# [TASK TO CARRY OUT]
Copy out all lines with the word "często" in them.

# [TASK INPUTS]
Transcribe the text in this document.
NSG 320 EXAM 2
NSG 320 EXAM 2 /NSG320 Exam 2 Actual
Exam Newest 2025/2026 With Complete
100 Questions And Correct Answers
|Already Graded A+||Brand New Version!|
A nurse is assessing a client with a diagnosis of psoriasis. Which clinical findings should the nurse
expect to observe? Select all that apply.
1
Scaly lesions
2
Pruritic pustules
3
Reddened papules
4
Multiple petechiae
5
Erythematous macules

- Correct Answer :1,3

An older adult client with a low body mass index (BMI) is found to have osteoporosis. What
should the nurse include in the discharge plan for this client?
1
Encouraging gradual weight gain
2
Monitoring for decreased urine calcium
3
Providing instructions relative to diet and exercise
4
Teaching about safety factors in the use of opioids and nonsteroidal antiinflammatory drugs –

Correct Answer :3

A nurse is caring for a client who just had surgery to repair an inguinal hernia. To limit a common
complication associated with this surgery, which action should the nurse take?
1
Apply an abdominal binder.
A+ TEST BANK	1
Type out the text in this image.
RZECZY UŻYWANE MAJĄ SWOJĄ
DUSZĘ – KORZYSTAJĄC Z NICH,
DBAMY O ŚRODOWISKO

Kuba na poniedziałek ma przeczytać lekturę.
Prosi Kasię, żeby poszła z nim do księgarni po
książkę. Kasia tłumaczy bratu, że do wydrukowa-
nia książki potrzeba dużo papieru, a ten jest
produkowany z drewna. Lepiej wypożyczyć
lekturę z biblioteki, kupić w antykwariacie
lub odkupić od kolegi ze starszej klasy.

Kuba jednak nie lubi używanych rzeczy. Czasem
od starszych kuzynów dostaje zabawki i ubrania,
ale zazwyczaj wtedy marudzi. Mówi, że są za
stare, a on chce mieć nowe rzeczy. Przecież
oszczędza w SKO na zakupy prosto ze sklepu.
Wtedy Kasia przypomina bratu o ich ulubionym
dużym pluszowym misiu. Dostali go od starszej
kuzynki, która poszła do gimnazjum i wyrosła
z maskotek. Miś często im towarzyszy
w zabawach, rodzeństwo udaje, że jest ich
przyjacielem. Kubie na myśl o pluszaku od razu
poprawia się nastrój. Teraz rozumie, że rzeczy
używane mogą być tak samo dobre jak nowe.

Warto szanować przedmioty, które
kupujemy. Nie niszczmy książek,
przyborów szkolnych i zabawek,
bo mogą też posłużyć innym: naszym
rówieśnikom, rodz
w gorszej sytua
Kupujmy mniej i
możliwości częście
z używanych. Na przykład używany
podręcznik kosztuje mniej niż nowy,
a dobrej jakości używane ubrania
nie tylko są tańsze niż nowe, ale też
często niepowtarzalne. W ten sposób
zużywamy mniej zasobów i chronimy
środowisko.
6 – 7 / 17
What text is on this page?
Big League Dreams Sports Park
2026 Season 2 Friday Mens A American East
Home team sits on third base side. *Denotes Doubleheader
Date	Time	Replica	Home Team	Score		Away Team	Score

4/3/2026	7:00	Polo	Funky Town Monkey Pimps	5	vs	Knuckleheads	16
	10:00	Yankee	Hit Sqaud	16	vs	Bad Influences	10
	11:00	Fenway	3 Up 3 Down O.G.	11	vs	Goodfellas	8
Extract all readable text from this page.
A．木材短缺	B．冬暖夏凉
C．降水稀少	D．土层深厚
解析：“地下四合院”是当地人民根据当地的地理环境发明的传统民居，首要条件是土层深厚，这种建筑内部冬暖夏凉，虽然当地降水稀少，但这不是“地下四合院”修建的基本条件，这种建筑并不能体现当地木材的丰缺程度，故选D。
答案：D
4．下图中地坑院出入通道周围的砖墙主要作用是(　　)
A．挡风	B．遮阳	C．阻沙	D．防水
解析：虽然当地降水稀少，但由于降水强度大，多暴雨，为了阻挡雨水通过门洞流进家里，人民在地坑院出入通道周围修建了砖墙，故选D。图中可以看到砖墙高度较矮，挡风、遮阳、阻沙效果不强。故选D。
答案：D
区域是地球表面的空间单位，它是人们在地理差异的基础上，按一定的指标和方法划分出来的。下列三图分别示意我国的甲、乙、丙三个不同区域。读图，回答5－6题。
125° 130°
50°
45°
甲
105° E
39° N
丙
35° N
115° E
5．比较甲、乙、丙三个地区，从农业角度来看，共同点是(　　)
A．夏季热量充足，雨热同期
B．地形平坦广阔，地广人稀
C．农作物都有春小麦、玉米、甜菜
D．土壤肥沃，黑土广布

# [SOLUTION FOR THIS PROBLEM]
z maskotek. Miś często im towarzyszy
często niepowtarzalne. W ten sposób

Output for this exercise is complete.